**Exercise prompt**
Identify each line below that contains the word "Fort", and copy it out.

Stored items:
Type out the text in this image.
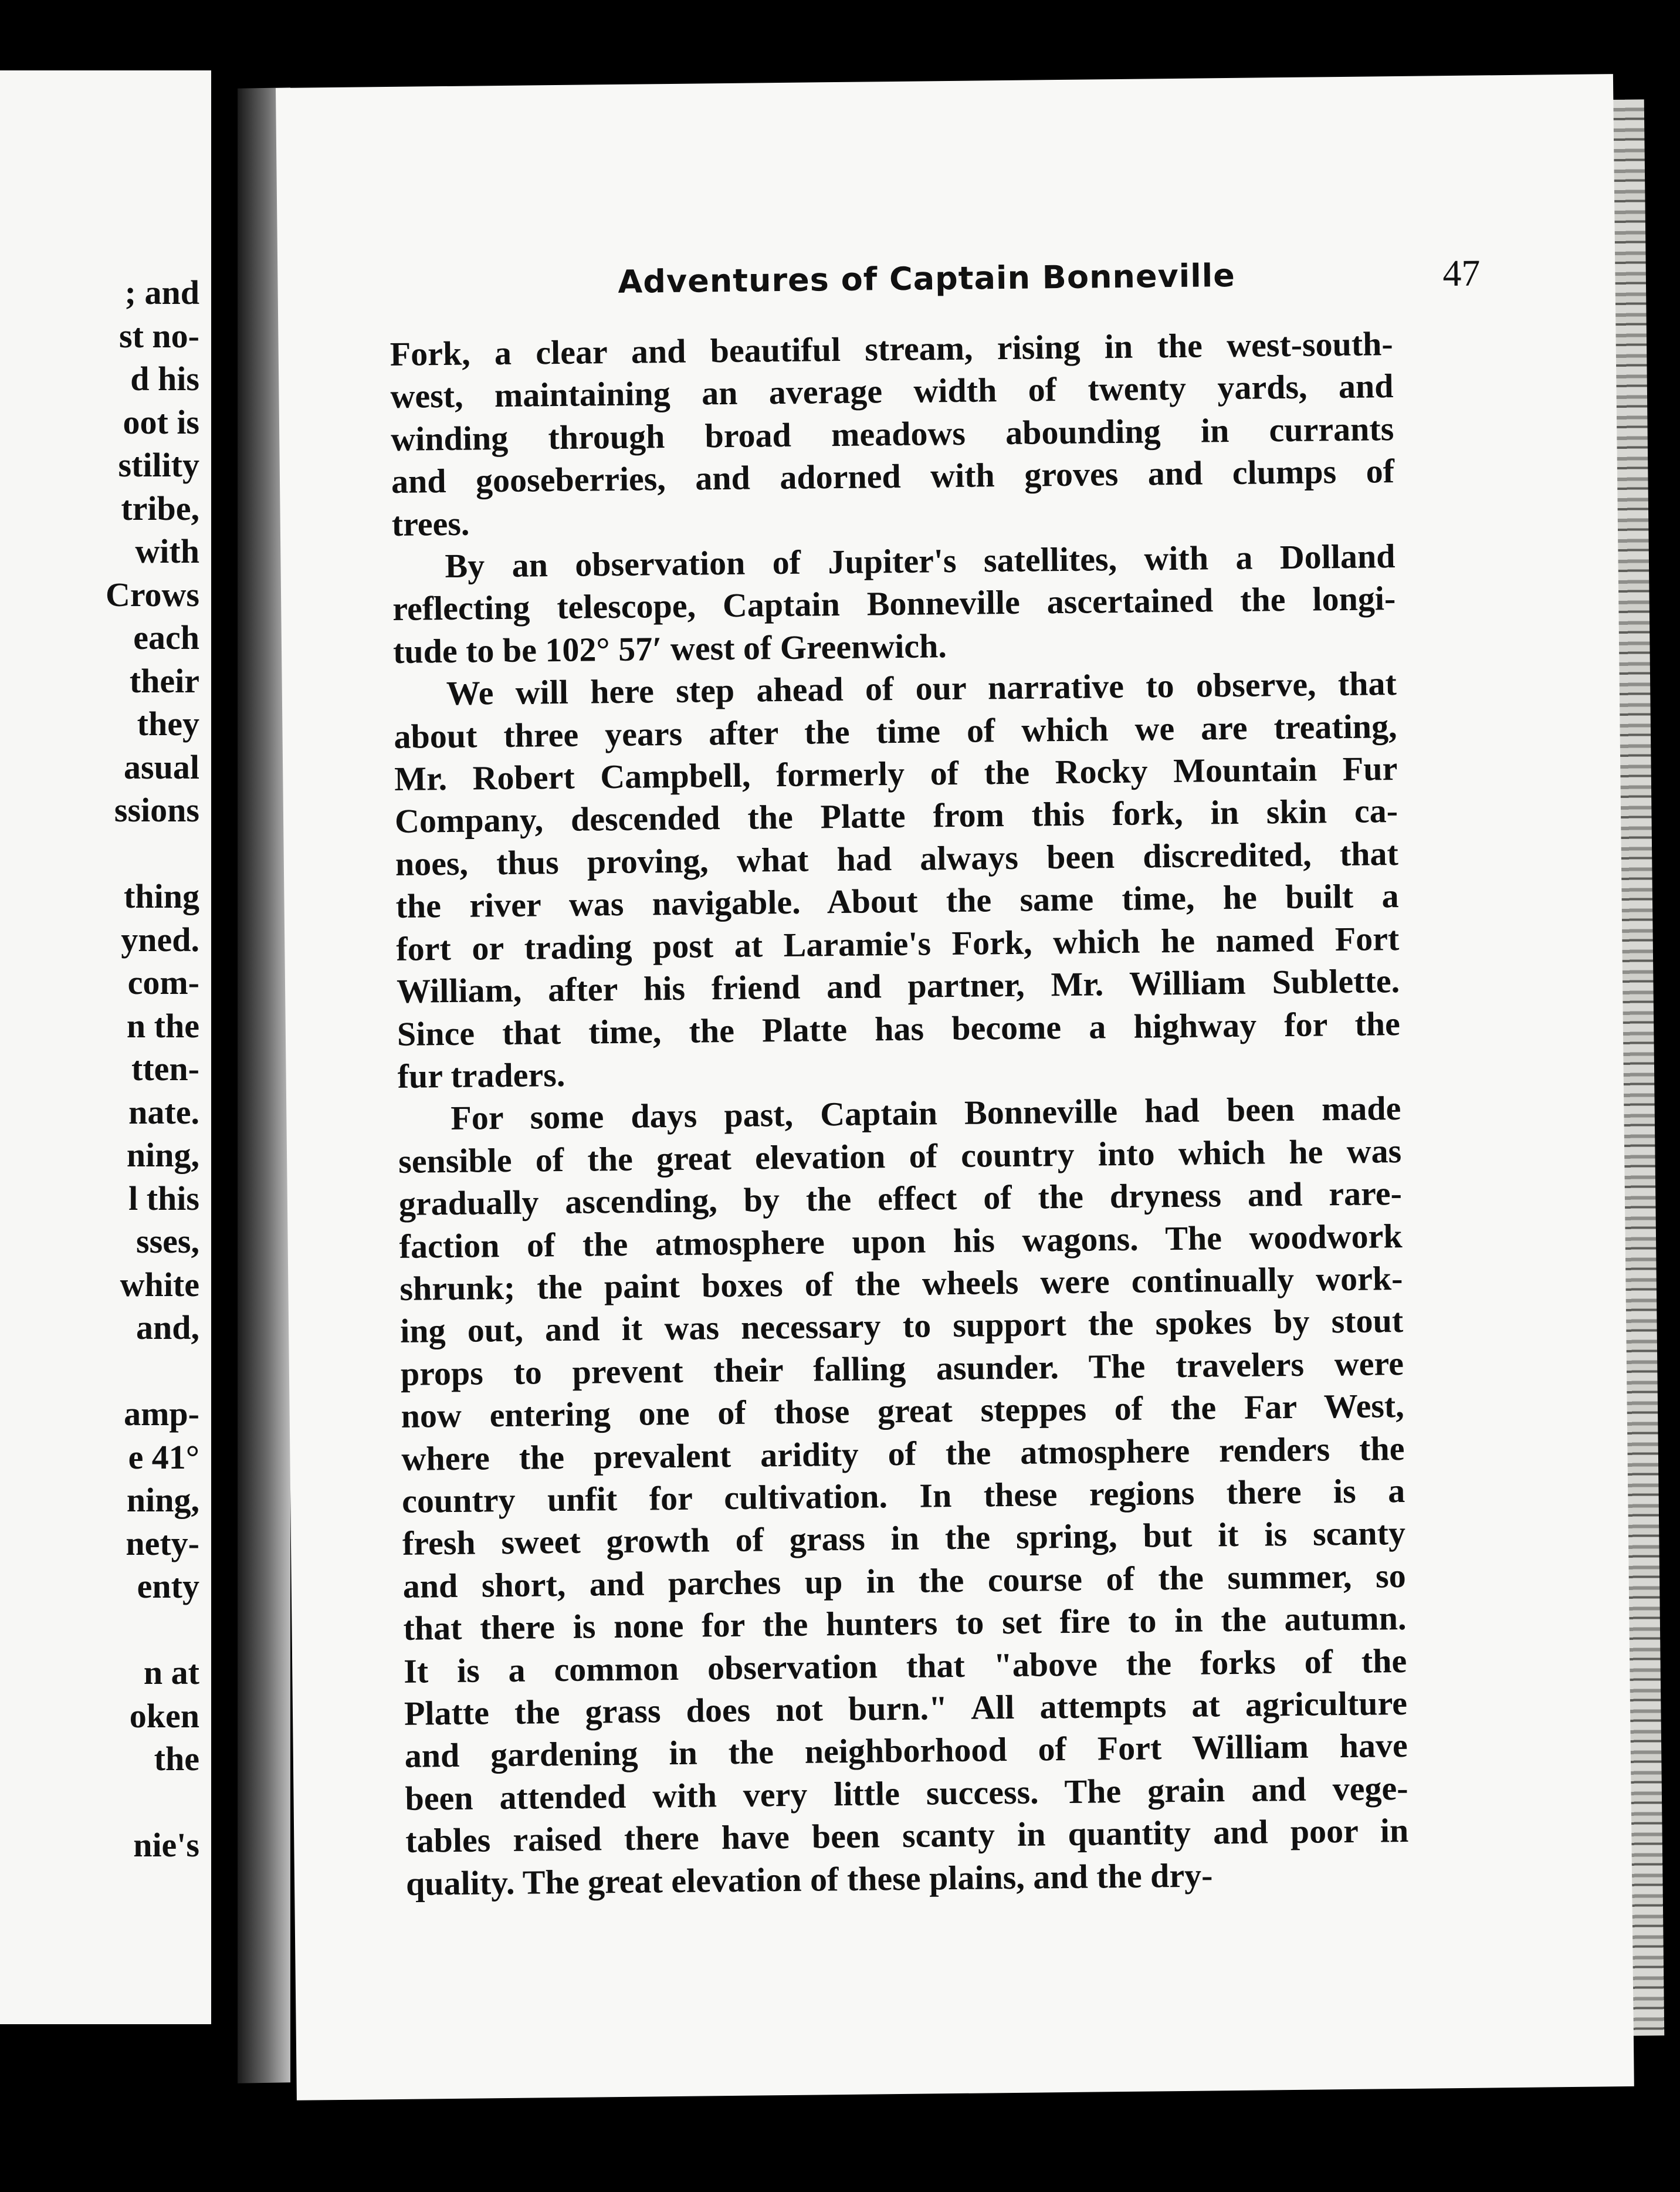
; and
st no-
d his
oot is
stility
tribe,
with
Crows
each
their
they
asual
ssions
thing
yned.
com-
n the
tten-
nate.
ning,
l this
sses,
white
and,
amp-
e 41°
ning,
nety-
enty
n at
oken
the
nie's
Adventures of Captain Bonneville	47
Fork, a clear and beautiful stream, rising in the west-south-
west, maintaining an average width of twenty yards, and
winding through broad meadows abounding in currants
and gooseberries, and adorned with groves and clumps of
trees.
By an observation of Jupiter's satellites, with a Dolland
reflecting telescope, Captain Bonneville ascertained the longi-
tude to be 102° 57′ west of Greenwich.
We will here step ahead of our narrative to observe, that
about three years after the time of which we are treating,
Mr. Robert Campbell, formerly of the Rocky Mountain Fur
Company, descended the Platte from this fork, in skin ca-
noes, thus proving, what had always been discredited, that
the river was navigable. About the same time, he built a
fort or trading post at Laramie's Fork, which he named Fort
William, after his friend and partner, Mr. William Sublette.
Since that time, the Platte has become a highway for the
fur traders.
For some days past, Captain Bonneville had been made
sensible of the great elevation of country into which he was
gradually ascending, by the effect of the dryness and rare-
faction of the atmosphere upon his wagons. The woodwork
shrunk; the paint boxes of the wheels were continually work-
ing out, and it was necessary to support the spokes by stout
props to prevent their falling asunder. The travelers were
now entering one of those great steppes of the Far West,
where the prevalent aridity of the atmosphere renders the
country unfit for cultivation. In these regions there is a
fresh sweet growth of grass in the spring, but it is scanty
and short, and parches up in the course of the summer, so
that there is none for the hunters to set fire to in the autumn.
It is a common observation that "above the forks of the
Platte the grass does not burn." All attempts at agriculture
and gardening in the neighborhood of Fort William have
been attended with very little success. The grain and vege-
tables raised there have been scanty in quantity and poor in
quality. The great elevation of these plains, and the dry-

**Solution**
fort or trading post at Laramie's Fork, which he named Fort
and gardening in the neighborhood of Fort William have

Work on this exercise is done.